Exercise details: Your task is to filter the data below down to the lines holding "icon".

Dataset entries:
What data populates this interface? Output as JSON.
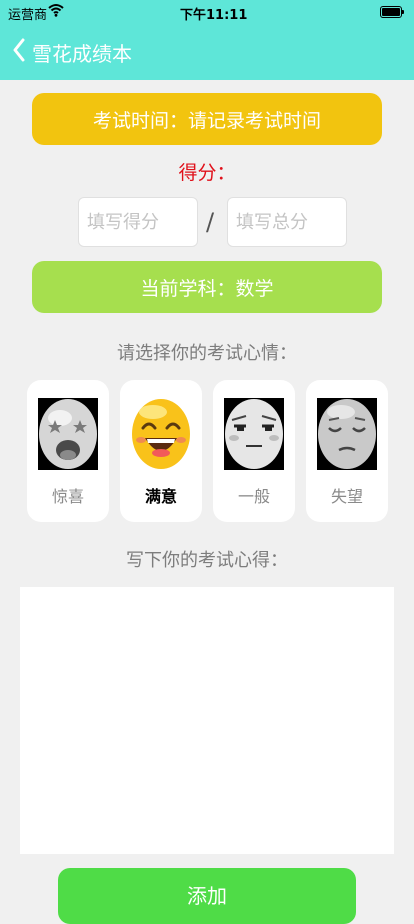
{
  "status_bar": {
    "carrier": "运营商",
    "time": "下午11:11"
  },
  "nav": {
    "title": "雪花成绩本"
  },
  "exam_time": {
    "label": "考试时间：请记录考试时间"
  },
  "score": {
    "label": "得分：",
    "score_placeholder": "填写得分",
    "separator": "/",
    "total_placeholder": "填写总分"
  },
  "subject": {
    "label": "当前学科：数学"
  },
  "mood": {
    "heading": "请选择你的考试心情：",
    "options": [
      {
        "label": "惊喜",
        "icon": "surprised-face-icon",
        "selected": false
      },
      {
        "label": "满意",
        "icon": "satisfied-face-icon",
        "selected": true
      },
      {
        "label": "一般",
        "icon": "neutral-face-icon",
        "selected": false
      },
      {
        "label": "失望",
        "icon": "disappointed-face-icon",
        "selected": false
      }
    ]
  },
  "reflection": {
    "heading": "写下你的考试心得："
  },
  "add_button": {
    "label": "添加"
  },
  "colors": {
    "header": "#5ee6d8",
    "exam_time_button": "#f2c40f",
    "subject_button": "#a6df4e",
    "add_button": "#4fdc47",
    "score_label": "#e0111b"
  }
}
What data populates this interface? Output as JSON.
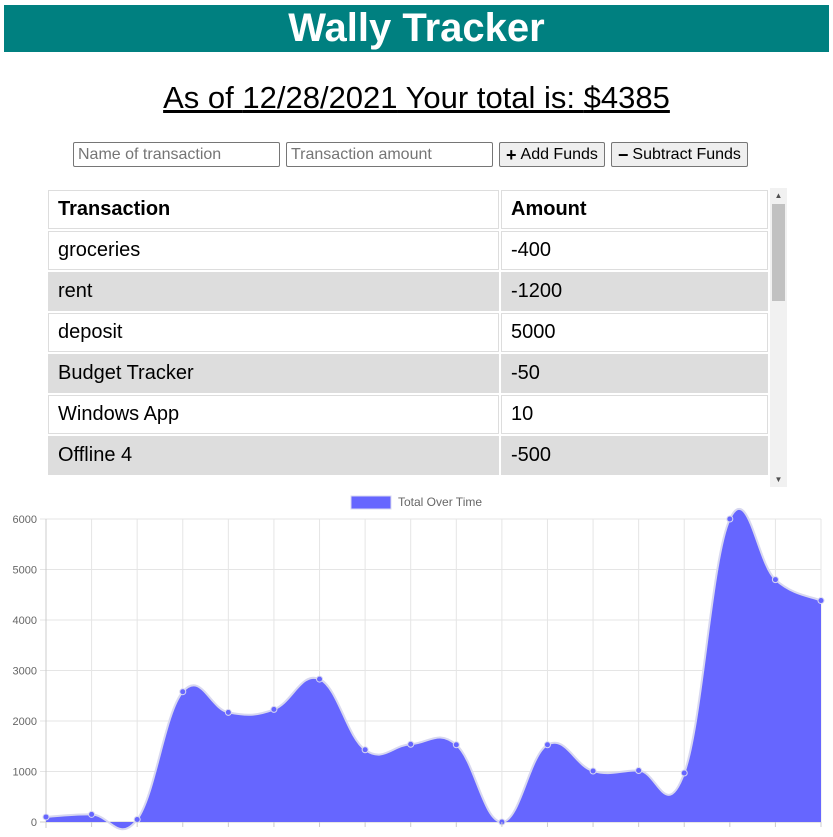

Reply to the exercise:
        "icon": "surprised-face-icon",
        "icon": "satisfied-face-icon",
        "icon": "neutral-face-icon",
        "icon": "disappointed-face-icon",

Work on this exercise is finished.